[WORK TO BE COMPLETED]
Every entry must be repeated exactly. Exclude all pictures.

[MATERIAL FOR THE TASK]
## start
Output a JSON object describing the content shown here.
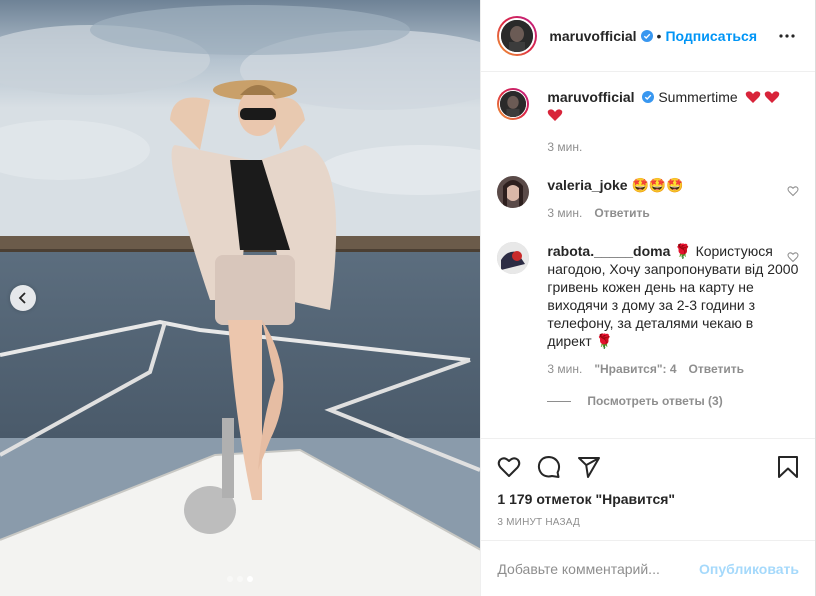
{
  "post": {
    "author": "maruvofficial",
    "follow_label": "Подписаться",
    "separator": "•",
    "caption_text": "Summertime",
    "caption_time": "3 мин."
  },
  "comments": [
    {
      "username": "valeria_joke",
      "text": "🤩🤩🤩",
      "time": "3 мин.",
      "reply_label": "Ответить"
    },
    {
      "username": "rabota._____doma",
      "text": "🌹 Користуюся нагодою, Хочу запропонувати від 2000 гривень кожен день на карту не виходячи з дому за 2-3 години з телефону, за деталями чекаю в директ 🌹",
      "time": "3 мин.",
      "likes_label": "\"Нравится\": 4",
      "reply_label": "Ответить",
      "view_replies_label": "Посмотреть ответы (3)"
    }
  ],
  "actions": {
    "likes_count": "1 179 отметок \"Нравится\"",
    "timestamp": "3 минут назад"
  },
  "add_comment": {
    "placeholder": "Добавьте комментарий...",
    "post_label": "Опубликовать"
  },
  "colors": {
    "accent": "#0095f6",
    "verified": "#3897f0",
    "heart": "#ed4956"
  },
  "carousel": {
    "total": 3,
    "active_index": 2
  },
  "icons": [
    "chevron-left-icon",
    "verified-badge-icon",
    "more-options-icon",
    "heart-icon",
    "comment-icon",
    "share-icon",
    "bookmark-icon"
  ]
}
## end
[COMPLETED TASK]
Output a JSON object describing the content shown here.
{
  "post": {
    "author": "maruvofficial",
    "follow_label": "Подписаться",
    "separator": "•",
    "caption_text": "Summertime",
    "caption_time": "3 мин."
  },
  "comments": [
    {
      "username": "valeria_joke",
      "text": "🤩🤩🤩",
      "time": "3 мин.",
      "reply_label": "Ответить"
    },
    {
      "username": "rabota._____doma",
      "text": "🌹 Користуюся нагодою, Хочу запропонувати від 2000 гривень кожен день на карту не виходячи з дому за 2-3 години з телефону, за деталями чекаю в директ 🌹",
      "time": "3 мин.",
      "likes_label": "\"Нравится\": 4",
      "reply_label": "Ответить",
      "view_replies_label": "Посмотреть ответы (3)"
    }
  ],
  "actions": {
    "likes_count": "1 179 отметок \"Нравится\"",
    "timestamp": "3 минут назад"
  },
  "add_comment": {
    "placeholder": "Добавьте комментарий...",
    "post_label": "Опубликовать"
  },
  "colors": {
    "accent": "#0095f6",
    "verified": "#3897f0",
    "heart": "#ed4956"
  },
  "carousel": {
    "total": 3,
    "active_index": 2
  },
  "icons": [
    "chevron-left-icon",
    "verified-badge-icon",
    "more-options-icon",
    "heart-icon",
    "comment-icon",
    "share-icon",
    "bookmark-icon"
  ]
}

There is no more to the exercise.